- [INSTRUCTIONS]:
1. Retype the part of the passage about Tom Tunney and the Wrigley deal that opens with the words containing "If Tunney had" and closes with "they already get.".
2. In the passage about Tom Tunney and the Wrigley deal, what do most people in his ward who care about the deal own?
3. Carry on the passage about Tom Tunney and the Wrigley deal from the point where it stops.

- [EXCERPT PROVIDED]:
= = = = =

If Tunney had taken that same civic-minded spirit into the final phase of negotiations like a leader representing the many instead of the few, everybody would be shaking hands.

I’m not here to defend Tom Tunney, but some facts are sort of apparent.  One, for him the few are the many.  Most of the people in his ward who give a shit about the deal own a rooftop or a business near Wrigley, the rest, despite breathless writings to the opposite don’t give a shit.  Since the Cubs aren’t going to move…ever, Tunney can dig in without any real political cost.  Some version of this deal will get done, and if you’re running for re-election (which every politician always is) you make public shows that reinforce your base.  Tunney’s base doesn’t want to see dramatic changes that could impact them losing a single dollar that they already get.

If they eventually do, one day history will smile on the baseball executive who prides himself on being a man of the people taking the people’s needs as seriously as his own.

= = = = =

- [EXTRACTED DATA]:
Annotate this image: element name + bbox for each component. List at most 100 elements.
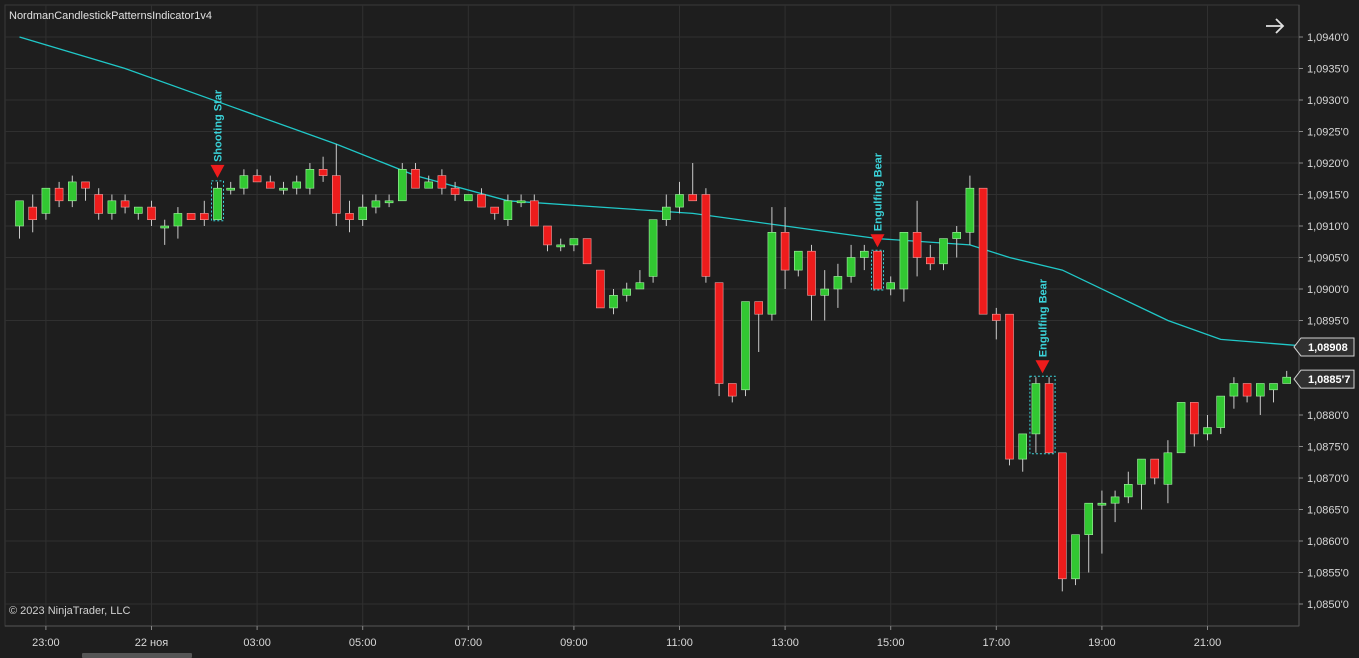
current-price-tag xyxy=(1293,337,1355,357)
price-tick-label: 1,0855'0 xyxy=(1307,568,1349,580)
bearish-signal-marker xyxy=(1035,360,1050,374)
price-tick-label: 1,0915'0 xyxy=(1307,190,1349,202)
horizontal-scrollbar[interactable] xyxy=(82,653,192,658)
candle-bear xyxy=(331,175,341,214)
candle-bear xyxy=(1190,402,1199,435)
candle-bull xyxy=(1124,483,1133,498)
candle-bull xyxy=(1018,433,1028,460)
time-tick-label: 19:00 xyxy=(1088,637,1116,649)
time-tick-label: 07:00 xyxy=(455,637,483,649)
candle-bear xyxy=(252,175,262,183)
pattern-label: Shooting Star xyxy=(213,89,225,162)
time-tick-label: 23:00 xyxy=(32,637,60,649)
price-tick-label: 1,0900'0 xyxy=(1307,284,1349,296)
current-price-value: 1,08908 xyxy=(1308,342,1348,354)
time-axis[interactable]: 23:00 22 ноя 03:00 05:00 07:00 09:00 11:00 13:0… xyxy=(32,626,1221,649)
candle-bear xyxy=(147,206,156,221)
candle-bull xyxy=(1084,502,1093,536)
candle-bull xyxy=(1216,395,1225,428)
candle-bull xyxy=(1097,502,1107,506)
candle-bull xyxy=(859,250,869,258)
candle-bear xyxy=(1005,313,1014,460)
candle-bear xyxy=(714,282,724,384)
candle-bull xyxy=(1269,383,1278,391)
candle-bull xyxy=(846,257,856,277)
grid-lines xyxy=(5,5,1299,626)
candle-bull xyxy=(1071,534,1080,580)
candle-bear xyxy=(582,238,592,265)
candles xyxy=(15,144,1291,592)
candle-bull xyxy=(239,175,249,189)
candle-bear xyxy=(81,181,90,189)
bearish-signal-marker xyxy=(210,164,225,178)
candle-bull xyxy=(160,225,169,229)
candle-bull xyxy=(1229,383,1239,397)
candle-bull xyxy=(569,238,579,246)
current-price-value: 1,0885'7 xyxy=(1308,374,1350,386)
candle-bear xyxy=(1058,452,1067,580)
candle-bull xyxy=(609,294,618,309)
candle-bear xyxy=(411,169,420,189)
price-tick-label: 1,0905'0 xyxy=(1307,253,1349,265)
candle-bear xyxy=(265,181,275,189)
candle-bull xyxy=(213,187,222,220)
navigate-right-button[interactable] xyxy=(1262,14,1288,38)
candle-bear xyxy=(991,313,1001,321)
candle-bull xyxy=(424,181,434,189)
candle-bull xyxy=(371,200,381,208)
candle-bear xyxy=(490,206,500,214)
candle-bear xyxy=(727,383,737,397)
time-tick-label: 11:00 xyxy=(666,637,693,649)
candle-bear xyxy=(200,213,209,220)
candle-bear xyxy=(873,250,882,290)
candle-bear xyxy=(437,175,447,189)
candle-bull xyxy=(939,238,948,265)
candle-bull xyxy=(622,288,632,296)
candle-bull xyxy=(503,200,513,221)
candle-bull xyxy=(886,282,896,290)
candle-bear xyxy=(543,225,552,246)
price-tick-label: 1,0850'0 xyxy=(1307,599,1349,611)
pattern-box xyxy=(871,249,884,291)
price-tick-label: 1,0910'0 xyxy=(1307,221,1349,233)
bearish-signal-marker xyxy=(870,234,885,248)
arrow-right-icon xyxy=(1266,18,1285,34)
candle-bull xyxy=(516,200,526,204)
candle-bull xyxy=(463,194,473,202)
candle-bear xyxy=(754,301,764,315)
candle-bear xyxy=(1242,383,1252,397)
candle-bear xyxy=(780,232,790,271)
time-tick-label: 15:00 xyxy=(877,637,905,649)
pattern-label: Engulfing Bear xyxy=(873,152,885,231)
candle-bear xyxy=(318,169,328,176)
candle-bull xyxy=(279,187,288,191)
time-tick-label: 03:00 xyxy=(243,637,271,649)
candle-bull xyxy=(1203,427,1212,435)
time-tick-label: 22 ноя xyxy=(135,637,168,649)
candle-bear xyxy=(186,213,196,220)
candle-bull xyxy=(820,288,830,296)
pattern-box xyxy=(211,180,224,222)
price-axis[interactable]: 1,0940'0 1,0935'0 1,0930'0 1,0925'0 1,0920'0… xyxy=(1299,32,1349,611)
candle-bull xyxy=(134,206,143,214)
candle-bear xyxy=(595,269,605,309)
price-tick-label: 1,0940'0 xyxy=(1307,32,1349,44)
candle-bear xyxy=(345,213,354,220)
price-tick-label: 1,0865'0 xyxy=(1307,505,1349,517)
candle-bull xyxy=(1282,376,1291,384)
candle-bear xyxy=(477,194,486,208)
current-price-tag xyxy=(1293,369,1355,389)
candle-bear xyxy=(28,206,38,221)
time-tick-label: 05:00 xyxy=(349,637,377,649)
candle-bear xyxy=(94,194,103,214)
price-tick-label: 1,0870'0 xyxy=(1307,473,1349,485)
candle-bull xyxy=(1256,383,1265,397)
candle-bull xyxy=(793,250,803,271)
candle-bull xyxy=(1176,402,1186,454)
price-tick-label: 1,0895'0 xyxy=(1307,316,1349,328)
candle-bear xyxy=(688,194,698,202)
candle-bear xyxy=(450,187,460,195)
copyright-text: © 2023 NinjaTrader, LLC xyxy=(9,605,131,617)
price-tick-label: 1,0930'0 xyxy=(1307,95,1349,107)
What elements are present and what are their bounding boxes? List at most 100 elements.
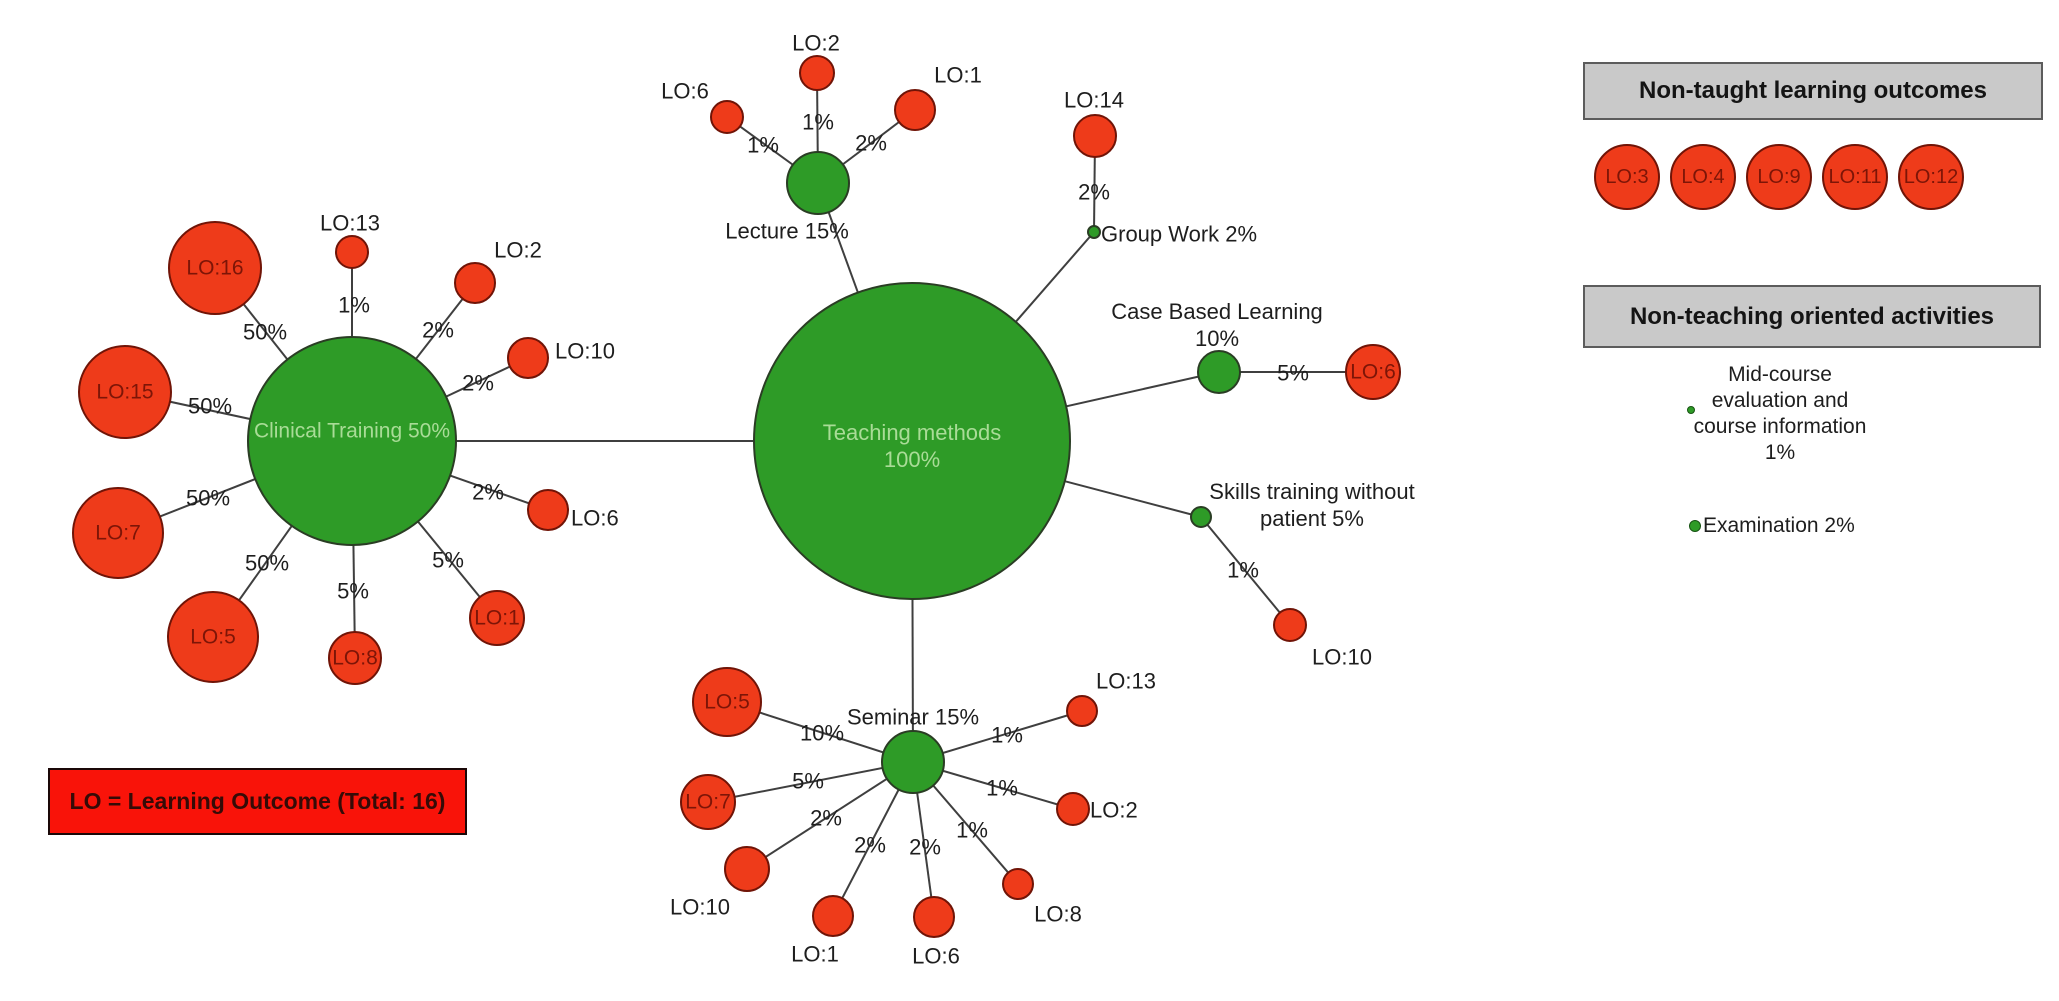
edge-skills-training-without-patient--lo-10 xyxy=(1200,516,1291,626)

= = = = =

- [IN RESPONSE]:
1.
If Tunney had taken that same civic-minded spirit into the final phase of negotiations like a leader representing the many instead of the few, everybody would be shaking hands.

I’m not here to defend Tom Tunney, but some facts are sort of apparent.  One, for him the few are the many.  Most of the people in his ward who give a shit about the deal own a rooftop or a business near Wrigley, the rest, despite breathless writings to the opposite don’t give a shit.  Since the Cubs aren’t going to move…ever, Tunney can dig in without any real political cost.  Some version of this deal will get done, and if you’re running for re-election (which every politician always is) you make public shows that reinforce your base.  Tunney’s base doesn’t want to see dramatic changes that could impact them losing a single dollar that they already get.

2. A rooftop or a business near Wrigley.

3.
And that baseball executive still has not been born, and never will be.

Estimates say the project will create 2,000 jobs and generate $19 million in tax revenue alone, not to mention how new revenue streams and increased night games should improve the product on the field — which benefits everybody.

The first two numbers are Ricketts penned fiction, and the idea that more night games will cure the Cubs ills is laughable.  The reason the Ricketts want night games has nothing to do with on field performance, and everything to do with more 7 pm TV broadcasts.

Obviously, winning a World Series would create the legacy Ricketts cares about most. But being known as the guy who saved Wrigleyville from itself can only enhance his reputation.

Making money is what he cares about most, winning a World Series would be neato.

Consider that Ricketts easily could have responded to the constant special-interest meddling by returning the flirtation of Rosemont Mayor Brad Stephens.

If that Rosemont boondoggle had any chance of happening, Ricketts would have been giving Stephens handies under the table at one of Rosemont’s finest chain restaurants, and screaming sweet nothings into his ear trying to be heard over the roar of jumbojet engines.

Even before that realistic option surfaced,

There was nothing realistic about it, ever.

Ricketts secretly could have lined up suitors from DuPage County or Arlington Heights or any other municipality that would have loved to entice the Cubs into suburbia with tax breaks and free land.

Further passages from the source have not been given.